Arrange every line of the listing below as a numbered list, omitting any blank lines.

**Material to process:**
------------
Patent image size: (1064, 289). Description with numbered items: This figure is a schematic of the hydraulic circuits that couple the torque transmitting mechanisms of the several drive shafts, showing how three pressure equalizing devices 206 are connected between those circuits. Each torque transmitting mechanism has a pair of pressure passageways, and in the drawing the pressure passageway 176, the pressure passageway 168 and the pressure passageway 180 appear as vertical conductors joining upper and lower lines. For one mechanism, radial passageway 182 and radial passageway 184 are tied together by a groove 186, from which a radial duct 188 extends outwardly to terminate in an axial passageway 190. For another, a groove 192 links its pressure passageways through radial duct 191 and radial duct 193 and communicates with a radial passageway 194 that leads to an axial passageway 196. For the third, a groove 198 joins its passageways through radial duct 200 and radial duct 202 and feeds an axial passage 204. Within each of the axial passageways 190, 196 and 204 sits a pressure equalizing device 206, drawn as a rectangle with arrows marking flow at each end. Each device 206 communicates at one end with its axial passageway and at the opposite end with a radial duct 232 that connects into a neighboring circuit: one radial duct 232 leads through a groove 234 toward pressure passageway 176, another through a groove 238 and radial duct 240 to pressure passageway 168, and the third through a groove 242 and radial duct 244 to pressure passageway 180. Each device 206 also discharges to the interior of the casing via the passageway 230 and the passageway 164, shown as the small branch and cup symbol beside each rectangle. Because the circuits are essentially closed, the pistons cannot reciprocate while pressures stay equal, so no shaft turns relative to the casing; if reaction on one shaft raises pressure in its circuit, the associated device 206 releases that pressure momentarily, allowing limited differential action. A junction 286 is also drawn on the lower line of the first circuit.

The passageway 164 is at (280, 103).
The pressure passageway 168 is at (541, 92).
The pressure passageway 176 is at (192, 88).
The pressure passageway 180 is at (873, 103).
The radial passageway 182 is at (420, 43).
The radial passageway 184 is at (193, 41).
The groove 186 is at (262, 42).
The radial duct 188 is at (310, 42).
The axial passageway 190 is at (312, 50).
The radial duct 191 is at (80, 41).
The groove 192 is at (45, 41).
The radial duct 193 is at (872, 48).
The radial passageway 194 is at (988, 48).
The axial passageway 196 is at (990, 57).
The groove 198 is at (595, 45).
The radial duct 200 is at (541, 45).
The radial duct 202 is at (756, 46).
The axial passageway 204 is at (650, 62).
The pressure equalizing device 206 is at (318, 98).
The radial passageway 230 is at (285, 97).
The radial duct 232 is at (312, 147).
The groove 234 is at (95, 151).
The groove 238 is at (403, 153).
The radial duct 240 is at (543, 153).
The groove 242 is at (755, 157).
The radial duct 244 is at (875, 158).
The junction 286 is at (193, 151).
------------
**Answer below:**
1. Patent image size: (1064, 289). Description with numbered items: This figure is a schematic of the hydraulic circuits that couple the torque transmitting mechanisms of the several drive shafts, showing how three pressure equalizing devices 206 are connected between those circuits. Each torque transmitting mechanism has a pair of pressure passageways, and in the drawing the pressure passageway 176, the pressure passageway 168 and the pressure passageway 180 appear as vertical conductors joining upper and lower lines. For one mechanism, radial passageway 182 and radial passageway 184 are tied together by a groove 186, from which a radial duct 188 extends outwardly to terminate in an axial passageway 190. For another, a groove 192 links its pressure passageways through radial duct 191 and radial duct 193 and communicates with a radial passageway 194 that leads to an axial passageway 196. For the third, a groove 198 joins its passageways through radial duct 200 and radial duct 202 and feeds an axial passage 204. Within each of the axial passageways 190, 196 and 204 sits a pressure equalizing device 206, drawn as a rectangle with arrows marking flow at each end. Each device 206 communicates at one end with its axial passageway and at the opposite end with a radial duct 232 that connects into a neighboring circuit: one radial duct 232 leads through a groove 234 toward pressure passageway 176, another through a groove 238 and radial duct 240 to pressure passageway 168, and the third through a groove 242 and radial duct 244 to pressure passageway 180. Each device 206 also discharges to the interior of the casing via the passageway 230 and the passageway 164, shown as the small branch and cup symbol beside each rectangle. Because the circuits are essentially closed, the pistons cannot reciprocate while pressures stay equal, so no shaft turns relative to the casing; if reaction on one shaft raises pressure in its circuit, the associated device 206 releases that pressure momentarily, allowing limited differential action. A junction 286 is also drawn on the lower line of the first circuit.
2. The passageway 164 is at (280, 103).
3. The pressure passageway 168 is at (541, 92).
4. The pressure passageway 176 is at (192, 88).
5. The pressure passageway 180 is at (873, 103).
6. The radial passageway 182 is at (420, 43).
7. The radial passageway 184 is at (193, 41).
8. The groove 186 is at (262, 42).
9. The radial duct 188 is at (310, 42).
10. The axial passageway 190 is at (312, 50).
11. The radial duct 191 is at (80, 41).
12. The groove 192 is at (45, 41).
13. The radial duct 193 is at (872, 48).
14. The radial passageway 194 is at (988, 48).
15. The axial passageway 196 is at (990, 57).
16. The groove 198 is at (595, 45).
17. The radial duct 200 is at (541, 45).
18. The radial duct 202 is at (756, 46).
19. The axial passageway 204 is at (650, 62).
20. The pressure equalizing device 206 is at (318, 98).
21. The radial passageway 230 is at (285, 97).
22. The radial duct 232 is at (312, 147).
23. The groove 234 is at (95, 151).
24. The groove 238 is at (403, 153).
25. The radial duct 240 is at (543, 153).
26. The groove 242 is at (755, 157).
27. The radial duct 244 is at (875, 158).
28. The junction 286 is at (193, 151).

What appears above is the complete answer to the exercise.